BEGIN Supplied data
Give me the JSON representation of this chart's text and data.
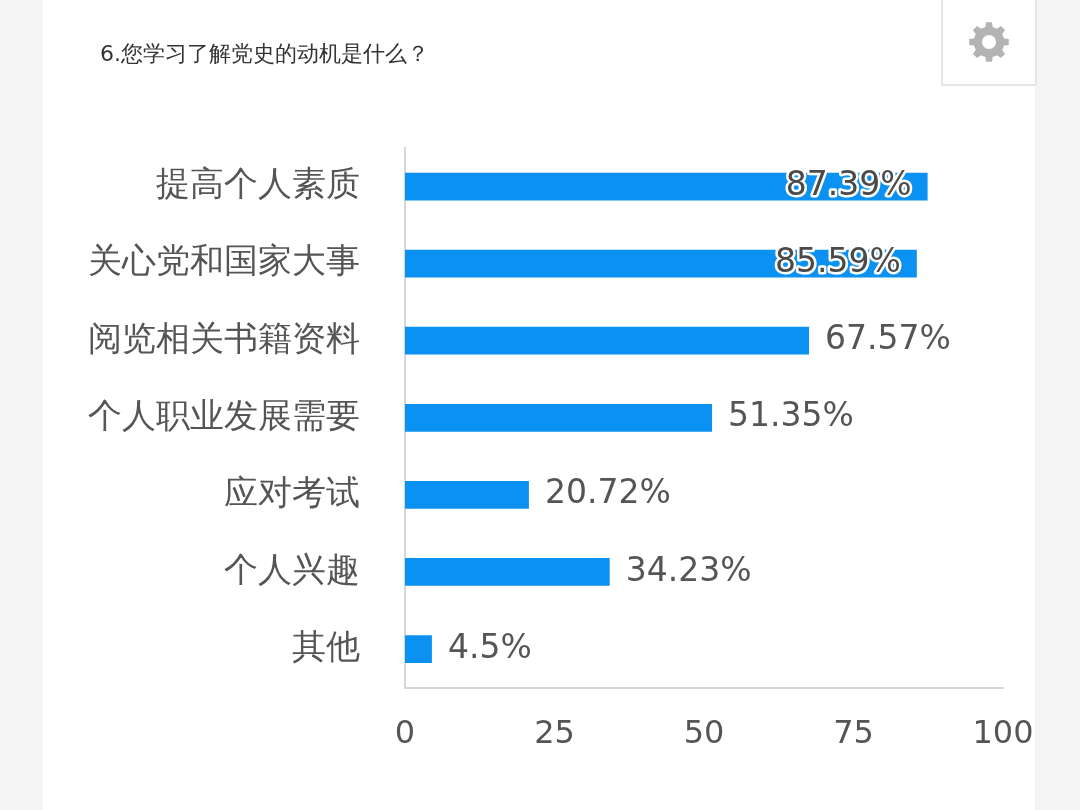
{
  "chart_data": {
    "type": "bar",
    "orientation": "horizontal",
    "title": "6.您学习了解党史的动机是什么？",
    "categories": [
      "提高个人素质",
      "关心党和国家大事",
      "阅览相关书籍资料",
      "个人职业发展需要",
      "应对考试",
      "个人兴趣",
      "其他"
    ],
    "values": [
      87.39,
      85.59,
      67.57,
      51.35,
      20.72,
      34.23,
      4.5
    ],
    "value_labels": [
      "87.39%",
      "85.59%",
      "67.57%",
      "51.35%",
      "20.72%",
      "34.23%",
      "4.5%"
    ],
    "color": "#0b91f2",
    "xlim": [
      0,
      100
    ],
    "xticks": [
      0,
      25,
      50,
      75,
      100
    ]
  }
}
END Supplied data
» What the exercise asks:
Transcribe the records verbatim and omit the images.

» In response:
Give me the JSON representation of this chart's text and data.
{
  "chart_data": {
    "type": "bar",
    "orientation": "horizontal",
    "title": "6.您学习了解党史的动机是什么？",
    "categories": [
      "提高个人素质",
      "关心党和国家大事",
      "阅览相关书籍资料",
      "个人职业发展需要",
      "应对考试",
      "个人兴趣",
      "其他"
    ],
    "values": [
      87.39,
      85.59,
      67.57,
      51.35,
      20.72,
      34.23,
      4.5
    ],
    "value_labels": [
      "87.39%",
      "85.59%",
      "67.57%",
      "51.35%",
      "20.72%",
      "34.23%",
      "4.5%"
    ],
    "color": "#0b91f2",
    "xlim": [
      0,
      100
    ],
    "xticks": [
      0,
      25,
      50,
      75,
      100
    ]
  }
}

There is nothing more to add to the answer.